§ **TASK TO COMPLETE**
Below is a block of records; repeat each one exactly.
--------------------------------
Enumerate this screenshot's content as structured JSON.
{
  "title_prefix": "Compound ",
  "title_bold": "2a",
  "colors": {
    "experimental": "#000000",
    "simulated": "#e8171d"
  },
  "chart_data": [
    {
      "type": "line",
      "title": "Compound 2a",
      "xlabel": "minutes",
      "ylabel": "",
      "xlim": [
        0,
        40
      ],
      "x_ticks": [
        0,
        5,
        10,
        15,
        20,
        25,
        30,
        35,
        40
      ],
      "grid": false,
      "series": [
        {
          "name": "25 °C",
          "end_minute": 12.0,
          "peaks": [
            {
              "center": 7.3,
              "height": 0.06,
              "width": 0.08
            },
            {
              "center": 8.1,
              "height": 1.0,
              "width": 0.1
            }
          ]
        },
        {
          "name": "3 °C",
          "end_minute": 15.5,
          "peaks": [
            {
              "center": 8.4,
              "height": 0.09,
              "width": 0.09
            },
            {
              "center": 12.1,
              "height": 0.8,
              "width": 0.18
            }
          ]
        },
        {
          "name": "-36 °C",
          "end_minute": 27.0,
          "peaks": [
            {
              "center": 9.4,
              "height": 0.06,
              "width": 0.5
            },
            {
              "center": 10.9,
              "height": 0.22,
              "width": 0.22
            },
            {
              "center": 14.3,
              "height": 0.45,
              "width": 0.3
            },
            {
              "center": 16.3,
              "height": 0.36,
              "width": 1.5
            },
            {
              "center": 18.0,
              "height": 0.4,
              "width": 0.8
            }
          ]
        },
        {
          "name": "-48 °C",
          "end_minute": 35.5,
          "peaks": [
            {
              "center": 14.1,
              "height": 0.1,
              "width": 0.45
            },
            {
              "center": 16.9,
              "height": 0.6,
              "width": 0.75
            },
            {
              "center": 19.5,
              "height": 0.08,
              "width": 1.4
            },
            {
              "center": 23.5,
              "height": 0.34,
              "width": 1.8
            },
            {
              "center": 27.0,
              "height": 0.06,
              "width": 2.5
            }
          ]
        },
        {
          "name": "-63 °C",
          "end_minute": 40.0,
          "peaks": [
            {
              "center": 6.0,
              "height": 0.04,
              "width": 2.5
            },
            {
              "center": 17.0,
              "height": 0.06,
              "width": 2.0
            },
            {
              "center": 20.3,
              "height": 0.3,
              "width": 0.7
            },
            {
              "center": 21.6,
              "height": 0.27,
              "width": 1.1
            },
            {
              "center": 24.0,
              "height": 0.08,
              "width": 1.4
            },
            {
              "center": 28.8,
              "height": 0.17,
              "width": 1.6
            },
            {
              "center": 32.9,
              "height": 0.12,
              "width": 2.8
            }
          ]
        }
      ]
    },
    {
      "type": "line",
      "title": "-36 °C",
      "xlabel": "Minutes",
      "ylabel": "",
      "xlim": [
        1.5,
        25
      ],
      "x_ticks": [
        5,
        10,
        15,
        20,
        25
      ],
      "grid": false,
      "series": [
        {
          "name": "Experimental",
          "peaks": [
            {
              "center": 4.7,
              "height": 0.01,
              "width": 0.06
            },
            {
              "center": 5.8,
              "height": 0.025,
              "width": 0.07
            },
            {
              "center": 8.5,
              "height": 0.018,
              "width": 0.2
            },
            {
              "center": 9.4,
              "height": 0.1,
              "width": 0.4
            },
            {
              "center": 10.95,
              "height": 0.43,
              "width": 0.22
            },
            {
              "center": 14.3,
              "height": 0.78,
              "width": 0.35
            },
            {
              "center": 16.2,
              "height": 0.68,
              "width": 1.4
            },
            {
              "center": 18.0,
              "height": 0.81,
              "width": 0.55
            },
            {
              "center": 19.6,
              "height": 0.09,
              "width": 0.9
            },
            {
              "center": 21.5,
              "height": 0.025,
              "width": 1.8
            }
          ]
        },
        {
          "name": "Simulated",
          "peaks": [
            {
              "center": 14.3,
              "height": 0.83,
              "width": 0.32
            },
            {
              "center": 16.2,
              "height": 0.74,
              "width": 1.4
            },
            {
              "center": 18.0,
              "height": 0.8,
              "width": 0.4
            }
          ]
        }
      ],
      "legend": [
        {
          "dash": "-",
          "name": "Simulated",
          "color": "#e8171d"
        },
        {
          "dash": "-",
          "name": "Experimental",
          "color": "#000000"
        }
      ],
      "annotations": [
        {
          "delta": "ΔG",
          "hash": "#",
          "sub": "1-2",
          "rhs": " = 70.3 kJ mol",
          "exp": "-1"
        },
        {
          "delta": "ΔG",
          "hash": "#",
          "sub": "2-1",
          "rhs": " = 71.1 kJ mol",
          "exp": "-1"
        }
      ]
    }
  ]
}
--------------------------------
§ **REPLY TO THE TASK**
Enumerate this screenshot's content as structured JSON.
{
  "title_prefix": "Compound ",
  "title_bold": "2a",
  "colors": {
    "experimental": "#000000",
    "simulated": "#e8171d"
  },
  "chart_data": [
    {
      "type": "line",
      "title": "Compound 2a",
      "xlabel": "minutes",
      "ylabel": "",
      "xlim": [
        0,
        40
      ],
      "x_ticks": [
        0,
        5,
        10,
        15,
        20,
        25,
        30,
        35,
        40
      ],
      "grid": false,
      "series": [
        {
          "name": "25 °C",
          "end_minute": 12.0,
          "peaks": [
            {
              "center": 7.3,
              "height": 0.06,
              "width": 0.08
            },
            {
              "center": 8.1,
              "height": 1.0,
              "width": 0.1
            }
          ]
        },
        {
          "name": "3 °C",
          "end_minute": 15.5,
          "peaks": [
            {
              "center": 8.4,
              "height": 0.09,
              "width": 0.09
            },
            {
              "center": 12.1,
              "height": 0.8,
              "width": 0.18
            }
          ]
        },
        {
          "name": "-36 °C",
          "end_minute": 27.0,
          "peaks": [
            {
              "center": 9.4,
              "height": 0.06,
              "width": 0.5
            },
            {
              "center": 10.9,
              "height": 0.22,
              "width": 0.22
            },
            {
              "center": 14.3,
              "height": 0.45,
              "width": 0.3
            },
            {
              "center": 16.3,
              "height": 0.36,
              "width": 1.5
            },
            {
              "center": 18.0,
              "height": 0.4,
              "width": 0.8
            }
          ]
        },
        {
          "name": "-48 °C",
          "end_minute": 35.5,
          "peaks": [
            {
              "center": 14.1,
              "height": 0.1,
              "width": 0.45
            },
            {
              "center": 16.9,
              "height": 0.6,
              "width": 0.75
            },
            {
              "center": 19.5,
              "height": 0.08,
              "width": 1.4
            },
            {
              "center": 23.5,
              "height": 0.34,
              "width": 1.8
            },
            {
              "center": 27.0,
              "height": 0.06,
              "width": 2.5
            }
          ]
        },
        {
          "name": "-63 °C",
          "end_minute": 40.0,
          "peaks": [
            {
              "center": 6.0,
              "height": 0.04,
              "width": 2.5
            },
            {
              "center": 17.0,
              "height": 0.06,
              "width": 2.0
            },
            {
              "center": 20.3,
              "height": 0.3,
              "width": 0.7
            },
            {
              "center": 21.6,
              "height": 0.27,
              "width": 1.1
            },
            {
              "center": 24.0,
              "height": 0.08,
              "width": 1.4
            },
            {
              "center": 28.8,
              "height": 0.17,
              "width": 1.6
            },
            {
              "center": 32.9,
              "height": 0.12,
              "width": 2.8
            }
          ]
        }
      ]
    },
    {
      "type": "line",
      "title": "-36 °C",
      "xlabel": "Minutes",
      "ylabel": "",
      "xlim": [
        1.5,
        25
      ],
      "x_ticks": [
        5,
        10,
        15,
        20,
        25
      ],
      "grid": false,
      "series": [
        {
          "name": "Experimental",
          "peaks": [
            {
              "center": 4.7,
              "height": 0.01,
              "width": 0.06
            },
            {
              "center": 5.8,
              "height": 0.025,
              "width": 0.07
            },
            {
              "center": 8.5,
              "height": 0.018,
              "width": 0.2
            },
            {
              "center": 9.4,
              "height": 0.1,
              "width": 0.4
            },
            {
              "center": 10.95,
              "height": 0.43,
              "width": 0.22
            },
            {
              "center": 14.3,
              "height": 0.78,
              "width": 0.35
            },
            {
              "center": 16.2,
              "height": 0.68,
              "width": 1.4
            },
            {
              "center": 18.0,
              "height": 0.81,
              "width": 0.55
            },
            {
              "center": 19.6,
              "height": 0.09,
              "width": 0.9
            },
            {
              "center": 21.5,
              "height": 0.025,
              "width": 1.8
            }
          ]
        },
        {
          "name": "Simulated",
          "peaks": [
            {
              "center": 14.3,
              "height": 0.83,
              "width": 0.32
            },
            {
              "center": 16.2,
              "height": 0.74,
              "width": 1.4
            },
            {
              "center": 18.0,
              "height": 0.8,
              "width": 0.4
            }
          ]
        }
      ],
      "legend": [
        {
          "dash": "-",
          "name": "Simulated",
          "color": "#e8171d"
        },
        {
          "dash": "-",
          "name": "Experimental",
          "color": "#000000"
        }
      ],
      "annotations": [
        {
          "delta": "ΔG",
          "hash": "#",
          "sub": "1-2",
          "rhs": " = 70.3 kJ mol",
          "exp": "-1"
        },
        {
          "delta": "ΔG",
          "hash": "#",
          "sub": "2-1",
          "rhs": " = 71.1 kJ mol",
          "exp": "-1"
        }
      ]
    }
  ]
}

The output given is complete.